======== Supplied data
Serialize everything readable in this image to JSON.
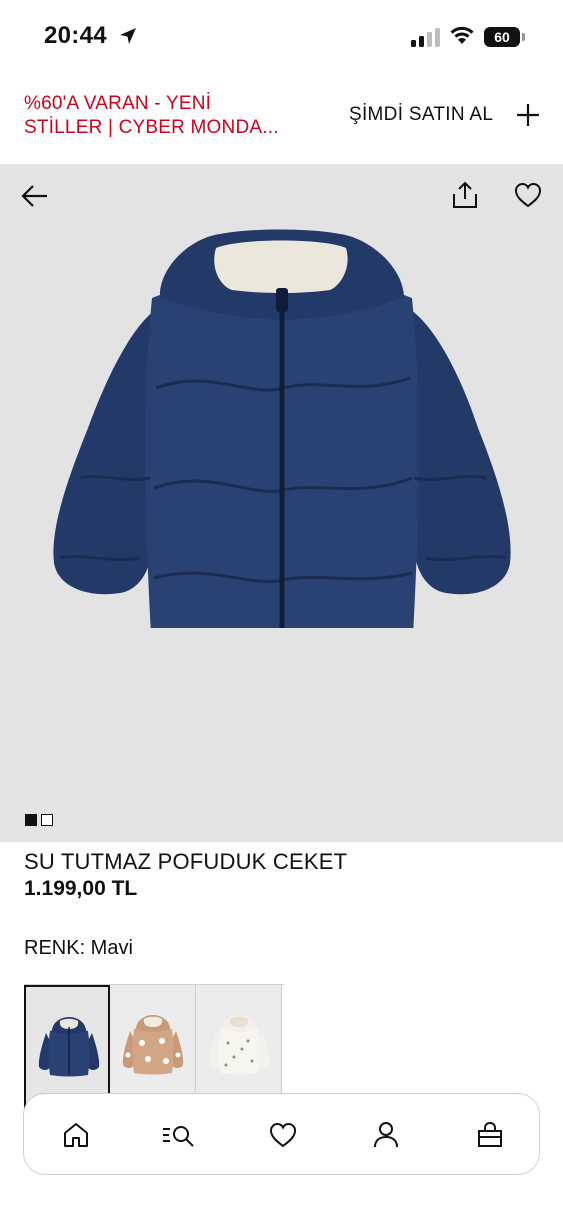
{
  "status_bar": {
    "time": "20:44",
    "battery": "60"
  },
  "promo": {
    "line1": "%60'A VARAN - YENİ",
    "line2": "STİLLER | CYBER MONDA...",
    "cta": "ŞİMDİ SATIN AL"
  },
  "gallery": {
    "image_count": 2,
    "active_index": 1
  },
  "product": {
    "name": "SU TUTMAZ POFUDUK CEKET",
    "price": "1.199,00 TL",
    "color_label": "RENK: Mavi"
  },
  "colors": {
    "jacket_main": "#233a68",
    "jacket_dark": "#1a2c52",
    "lining": "#ece7dc",
    "promo_red": "#d0021b",
    "image_bg": "#e3e3e3"
  },
  "swatches": [
    {
      "name": "Mavi",
      "selected": true
    },
    {
      "name": "Bej desenli",
      "selected": false
    },
    {
      "name": "Krem desenli",
      "selected": false
    }
  ],
  "bottom_nav": [
    "home-icon",
    "search-icon",
    "heart-icon",
    "account-icon",
    "bag-icon"
  ]
}
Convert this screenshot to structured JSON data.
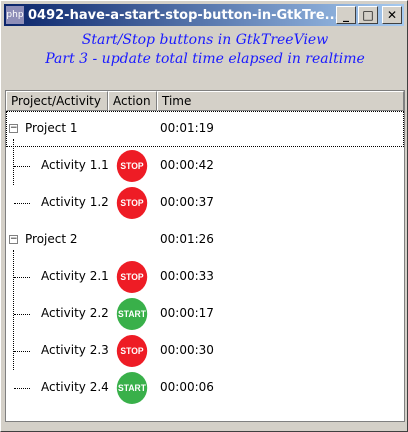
{
  "window": {
    "app_icon": "php",
    "title": "0492-have-a-start-stop-button-in-GtkTre...",
    "minimize": "_",
    "maximize": "□",
    "close": "✕"
  },
  "subtitle": {
    "line1": "Start/Stop buttons in GtkTreeView",
    "line2": "Part 3 - update total time elapsed in realtime"
  },
  "columns": [
    "Project/Activity",
    "Action",
    "Time"
  ],
  "colors": {
    "stop": "#ee1c25",
    "start": "#39b04a"
  },
  "projects": [
    {
      "name": "Project 1",
      "time": "00:01:19",
      "activities": [
        {
          "name": "Activity 1.1",
          "action": "STOP",
          "time": "00:00:42"
        },
        {
          "name": "Activity 1.2",
          "action": "STOP",
          "time": "00:00:37"
        }
      ]
    },
    {
      "name": "Project 2",
      "time": "00:01:26",
      "activities": [
        {
          "name": "Activity 2.1",
          "action": "STOP",
          "time": "00:00:33"
        },
        {
          "name": "Activity 2.2",
          "action": "START",
          "time": "00:00:17"
        },
        {
          "name": "Activity 2.3",
          "action": "STOP",
          "time": "00:00:30"
        },
        {
          "name": "Activity 2.4",
          "action": "START",
          "time": "00:00:06"
        }
      ]
    }
  ]
}
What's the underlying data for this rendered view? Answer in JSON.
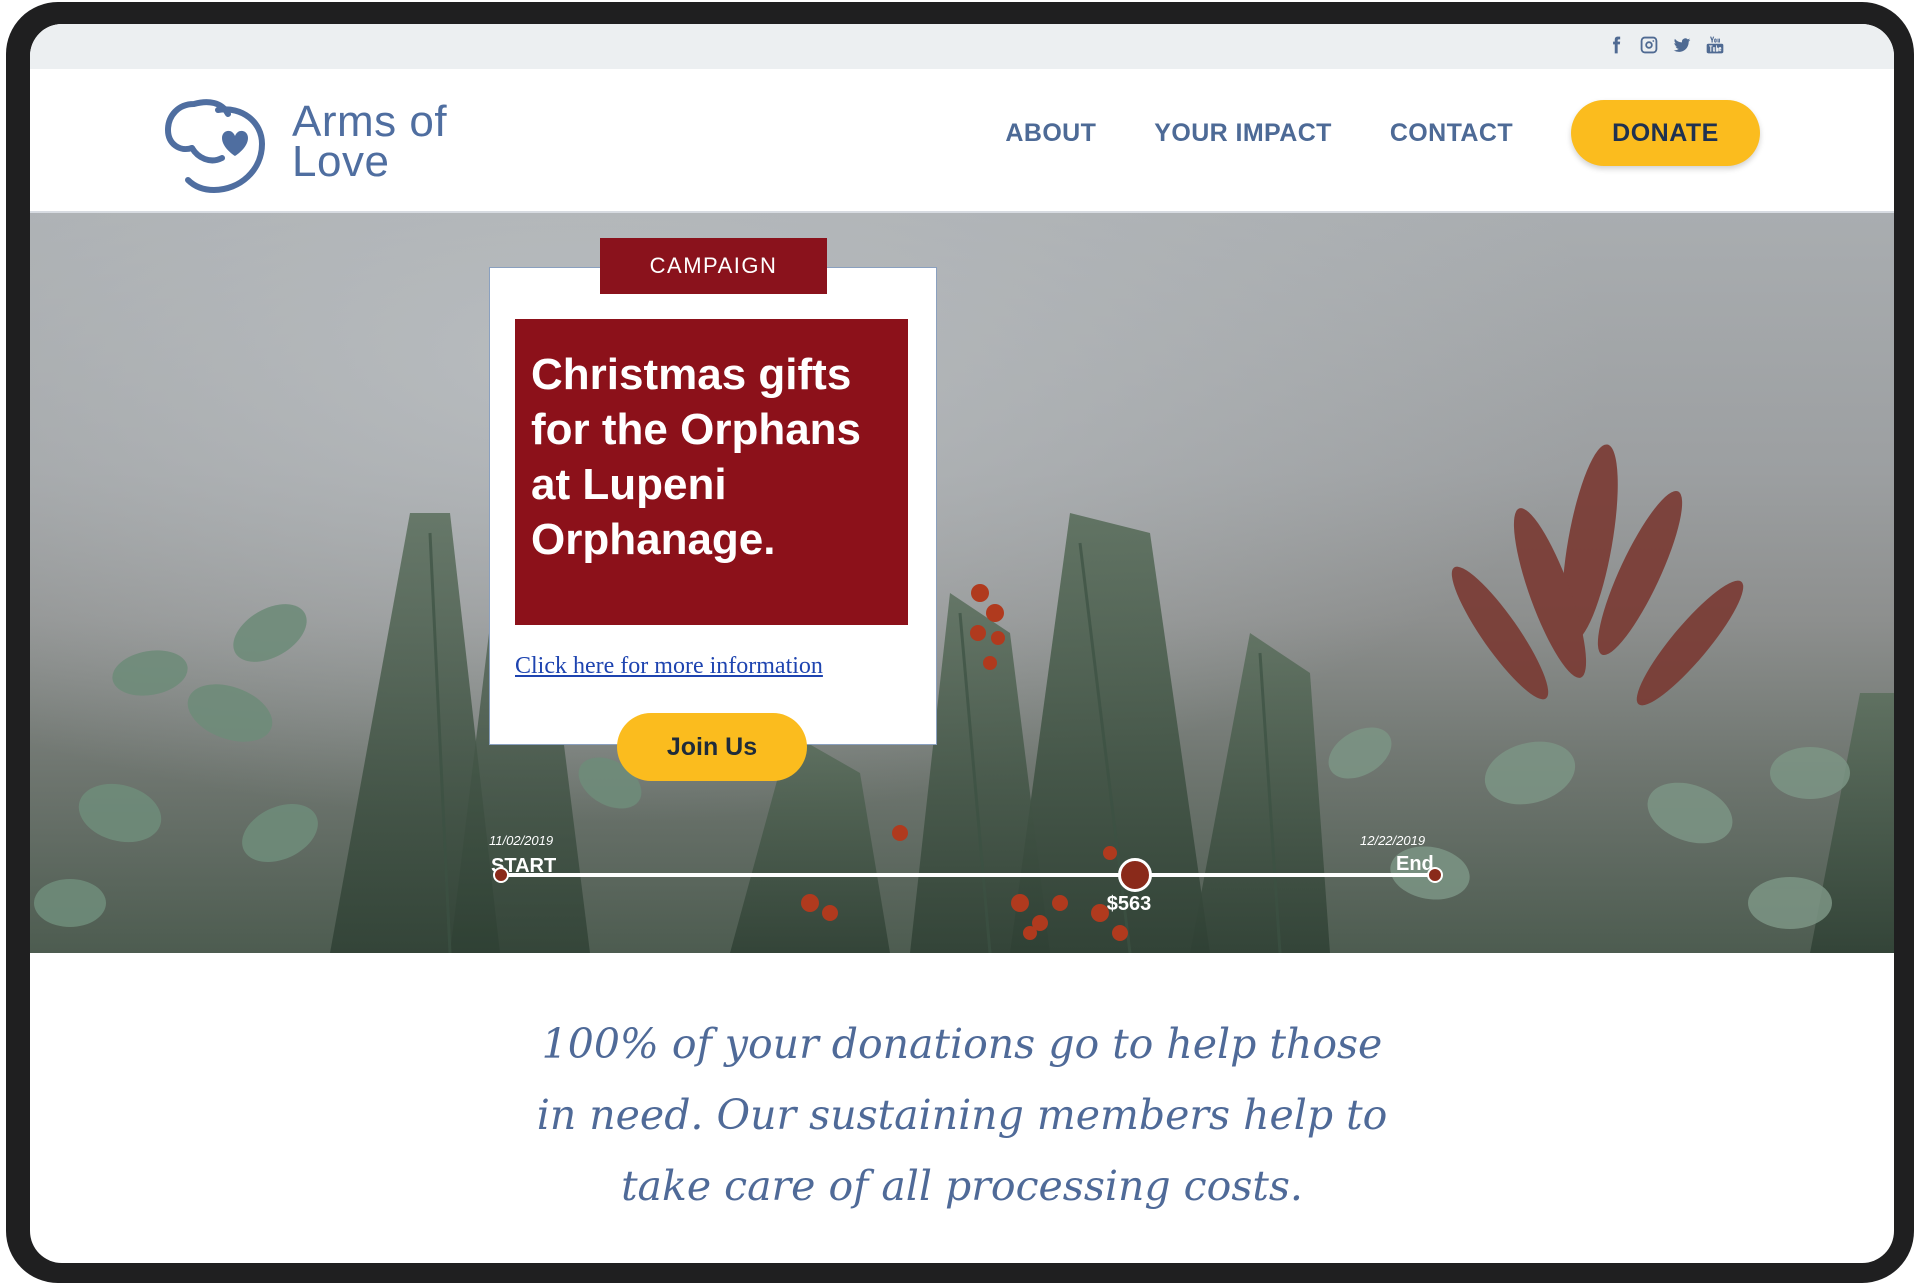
================
* _Given exercise_: Pictures don't belong in the copy. Transcribe every record exactly as it appears.

* _Output of the exercise_:
Serialize everything readable in this image to JSON.
{
  "status_bar": {
    "time": "20:44",
    "battery": "60"
  },
  "promo": {
    "line1": "%60'A VARAN - YENİ",
    "line2": "STİLLER | CYBER MONDA...",
    "cta": "ŞİMDİ SATIN AL"
  },
  "gallery": {
    "image_count": 2,
    "active_index": 1
  },
  "product": {
    "name": "SU TUTMAZ POFUDUK CEKET",
    "price": "1.199,00 TL",
    "color_label": "RENK: Mavi"
  },
  "colors": {
    "jacket_main": "#233a68",
    "jacket_dark": "#1a2c52",
    "lining": "#ece7dc",
    "promo_red": "#d0021b",
    "image_bg": "#e3e3e3"
  },
  "swatches": [
    {
      "name": "Mavi",
      "selected": true
    },
    {
      "name": "Bej desenli",
      "selected": false
    },
    {
      "name": "Krem desenli",
      "selected": false
    }
  ],
  "bottom_nav": [
    "home-icon",
    "search-icon",
    "heart-icon",
    "account-icon",
    "bag-icon"
  ]
}
Convert this screenshot to structured JSON data.
{
  "window": {
    "app_icon": "php",
    "title": "0492-have-a-start-stop-button-in-GtkTre...",
    "minimize": "_",
    "maximize": "□",
    "close": "✕"
  },
  "subtitle": {
    "line1": "Start/Stop buttons in GtkTreeView",
    "line2": "Part 3 - update total time elapsed in realtime"
  },
  "columns": [
    "Project/Activity",
    "Action",
    "Time"
  ],
  "colors": {
    "stop": "#ee1c25",
    "start": "#39b04a"
  },
  "projects": [
    {
      "name": "Project 1",
      "time": "00:01:19",
      "activities": [
        {
          "name": "Activity 1.1",
          "action": "STOP",
          "time": "00:00:42"
        },
        {
          "name": "Activity 1.2",
          "action": "STOP",
          "time": "00:00:37"
        }
      ]
    },
    {
      "name": "Project 2",
      "time": "00:01:26",
      "activities": [
        {
          "name": "Activity 2.1",
          "action": "STOP",
          "time": "00:00:33"
        },
        {
          "name": "Activity 2.2",
          "action": "START",
          "time": "00:00:17"
        },
        {
          "name": "Activity 2.3",
          "action": "STOP",
          "time": "00:00:30"
        },
        {
          "name": "Activity 2.4",
          "action": "START",
          "time": "00:00:06"
        }
      ]
    }
  ]
}
What's the underlying data for this rendered view? Answer in JSON.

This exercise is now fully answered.